◆ RECORDS FOR PROCESSING
==*==

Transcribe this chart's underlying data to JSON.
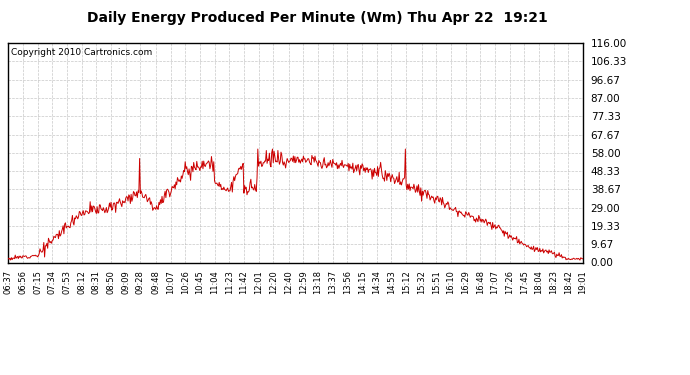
{
  "title": "Daily Energy Produced Per Minute (Wm) Thu Apr 22  19:21",
  "copyright": "Copyright 2010 Cartronics.com",
  "background_color": "#ffffff",
  "plot_bg_color": "#ffffff",
  "line_color": "#cc0000",
  "grid_color": "#b0b0b0",
  "ymin": 0.0,
  "ymax": 116.0,
  "yticks": [
    0.0,
    9.67,
    19.33,
    29.0,
    38.67,
    48.33,
    58.0,
    67.67,
    77.33,
    87.0,
    96.67,
    106.33,
    116.0
  ],
  "xtick_labels": [
    "06:37",
    "06:56",
    "07:15",
    "07:34",
    "07:53",
    "08:12",
    "08:31",
    "08:50",
    "09:09",
    "09:28",
    "09:48",
    "10:07",
    "10:26",
    "10:45",
    "11:04",
    "11:23",
    "11:42",
    "12:01",
    "12:20",
    "12:40",
    "12:59",
    "13:18",
    "13:37",
    "13:56",
    "14:15",
    "14:34",
    "14:53",
    "15:12",
    "15:32",
    "15:51",
    "16:10",
    "16:29",
    "16:48",
    "17:07",
    "17:26",
    "17:45",
    "18:04",
    "18:23",
    "18:42",
    "19:01"
  ]
}
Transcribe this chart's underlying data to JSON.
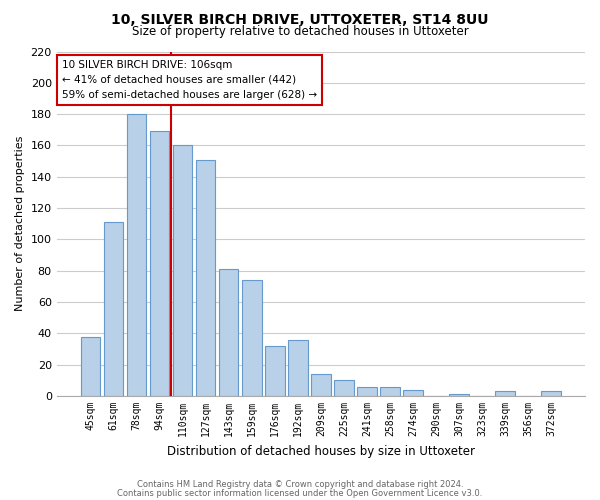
{
  "title": "10, SILVER BIRCH DRIVE, UTTOXETER, ST14 8UU",
  "subtitle": "Size of property relative to detached houses in Uttoxeter",
  "xlabel": "Distribution of detached houses by size in Uttoxeter",
  "ylabel": "Number of detached properties",
  "bar_labels": [
    "45sqm",
    "61sqm",
    "78sqm",
    "94sqm",
    "110sqm",
    "127sqm",
    "143sqm",
    "159sqm",
    "176sqm",
    "192sqm",
    "209sqm",
    "225sqm",
    "241sqm",
    "258sqm",
    "274sqm",
    "290sqm",
    "307sqm",
    "323sqm",
    "339sqm",
    "356sqm",
    "372sqm"
  ],
  "all_values": [
    38,
    111,
    180,
    169,
    160,
    151,
    81,
    74,
    32,
    36,
    14,
    10,
    6,
    6,
    4,
    0,
    1,
    0,
    3,
    0,
    3
  ],
  "bar_color": "#b8d0e8",
  "bar_edge_color": "#6699cc",
  "red_line_idx": 3,
  "red_line_color": "#cc0000",
  "ylim": [
    0,
    220
  ],
  "yticks": [
    0,
    20,
    40,
    60,
    80,
    100,
    120,
    140,
    160,
    180,
    200,
    220
  ],
  "annotation_title": "10 SILVER BIRCH DRIVE: 106sqm",
  "annotation_line1": "← 41% of detached houses are smaller (442)",
  "annotation_line2": "59% of semi-detached houses are larger (628) →",
  "annotation_box_facecolor": "#ffffff",
  "annotation_box_edgecolor": "#cc0000",
  "footer1": "Contains HM Land Registry data © Crown copyright and database right 2024.",
  "footer2": "Contains public sector information licensed under the Open Government Licence v3.0.",
  "bg_color": "#ffffff",
  "grid_color": "#cccccc"
}
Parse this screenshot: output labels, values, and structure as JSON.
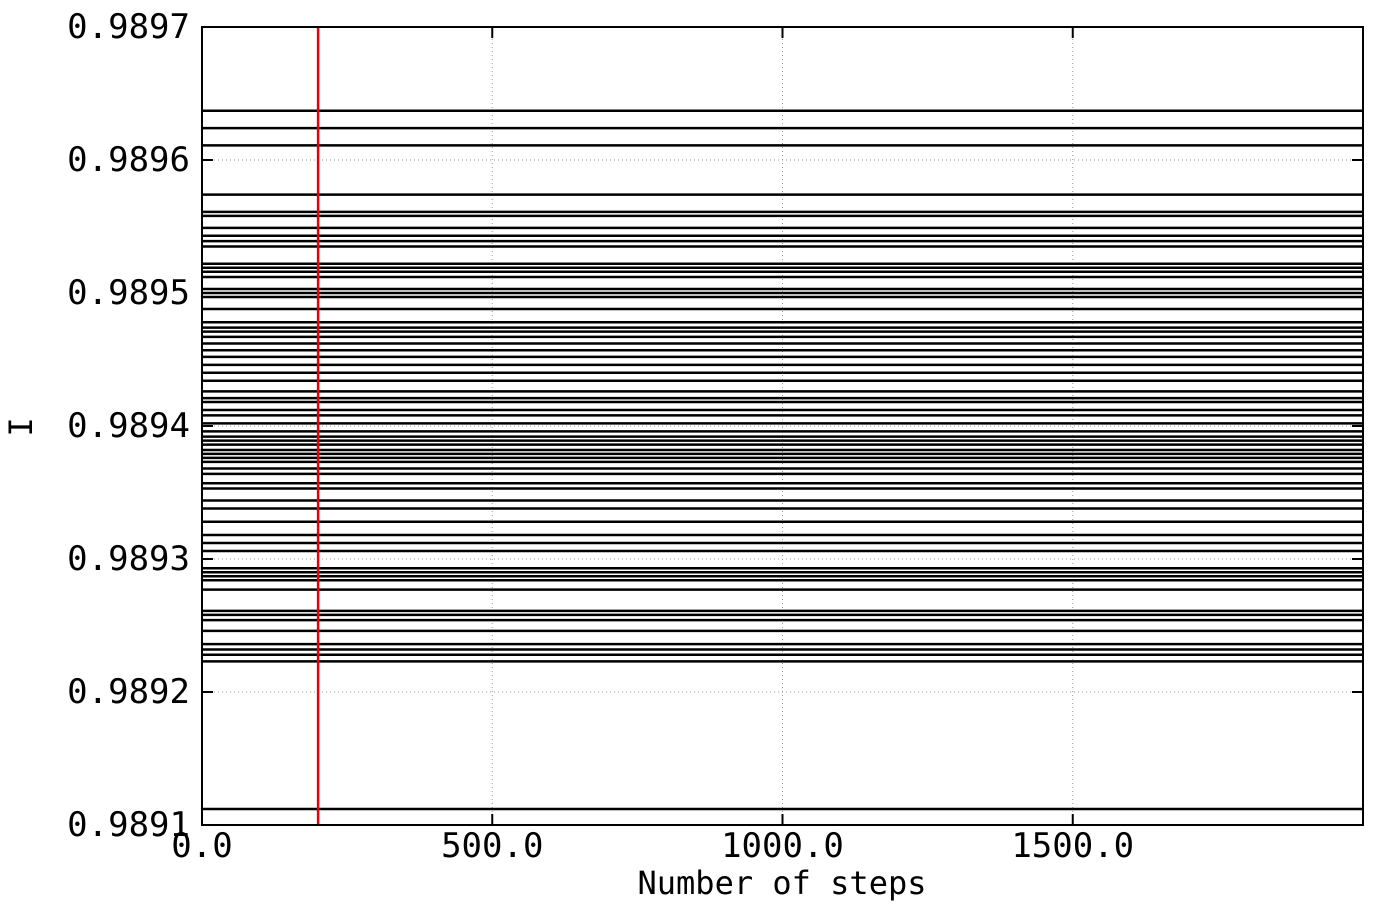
{
  "chart_data": {
    "type": "line",
    "title": "",
    "xlabel": "Number of steps",
    "ylabel": "I",
    "xlim": [
      0,
      2000
    ],
    "ylim": [
      0.9891,
      0.9897
    ],
    "grid": true,
    "grid_style": "dotted",
    "x_ticks": [
      0,
      500,
      1000,
      1500
    ],
    "x_tick_labels": [
      "0.0",
      "500.0",
      "1000.0",
      "1500.0"
    ],
    "y_ticks": [
      0.9891,
      0.9892,
      0.9893,
      0.9894,
      0.9895,
      0.9896,
      0.9897
    ],
    "y_tick_labels": [
      "0.9891",
      "0.9892",
      "0.9893",
      "0.9894",
      "0.9895",
      "0.9896",
      "0.9897"
    ],
    "series_color": "#000000",
    "marker_color": "#e3000f",
    "burn_in_marker_x": 200,
    "constant_series_levels": [
      0.989637,
      0.989624,
      0.989611,
      0.989574,
      0.989561,
      0.989558,
      0.989549,
      0.989543,
      0.989539,
      0.989535,
      0.989522,
      0.989519,
      0.989516,
      0.989512,
      0.989503,
      0.9895,
      0.989497,
      0.989488,
      0.989478,
      0.989474,
      0.989471,
      0.989467,
      0.989462,
      0.989457,
      0.989452,
      0.989446,
      0.98944,
      0.989434,
      0.989426,
      0.989421,
      0.989418,
      0.989412,
      0.989408,
      0.989402,
      0.989396,
      0.989392,
      0.989389,
      0.989386,
      0.989382,
      0.989379,
      0.989376,
      0.989373,
      0.989368,
      0.989364,
      0.989357,
      0.989353,
      0.989344,
      0.989338,
      0.989328,
      0.989318,
      0.989312,
      0.989306,
      0.989293,
      0.98929,
      0.989287,
      0.989284,
      0.989277,
      0.989261,
      0.989258,
      0.989254,
      0.989246,
      0.989236,
      0.989232,
      0.989228,
      0.989223,
      0.989112
    ]
  }
}
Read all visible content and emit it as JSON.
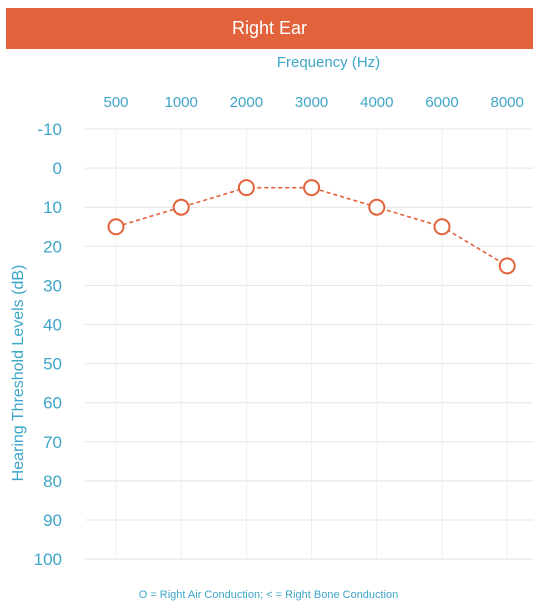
{
  "title": "Right Ear",
  "colors": {
    "banner": "#e2633b",
    "accent": "#3da6c8",
    "series": "#e2633b",
    "grid": "#e4e4e4"
  },
  "legend": "O = Right Air Conduction;  < = Right Bone Conduction",
  "chart_data": {
    "type": "line",
    "xlabel": "Frequency (Hz)",
    "ylabel": "Hearing Threshold Levels (dB)",
    "x": [
      "500",
      "1000",
      "2000",
      "3000",
      "4000",
      "6000",
      "8000"
    ],
    "yticks": [
      "-10",
      "0",
      "10",
      "20",
      "30",
      "40",
      "50",
      "60",
      "70",
      "80",
      "90",
      "100"
    ],
    "ylim": [
      -10,
      100
    ],
    "y_inverted": true,
    "grid": true,
    "series": [
      {
        "name": "Right Air Conduction",
        "marker": "circle",
        "line": "dashed",
        "values": [
          15,
          10,
          5,
          5,
          10,
          15,
          25
        ]
      }
    ]
  }
}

==*==

◆ AIM
Within the records above, how many lines include the word "ylabel"? State the number by itself.

◆ TASK OUTPUT
3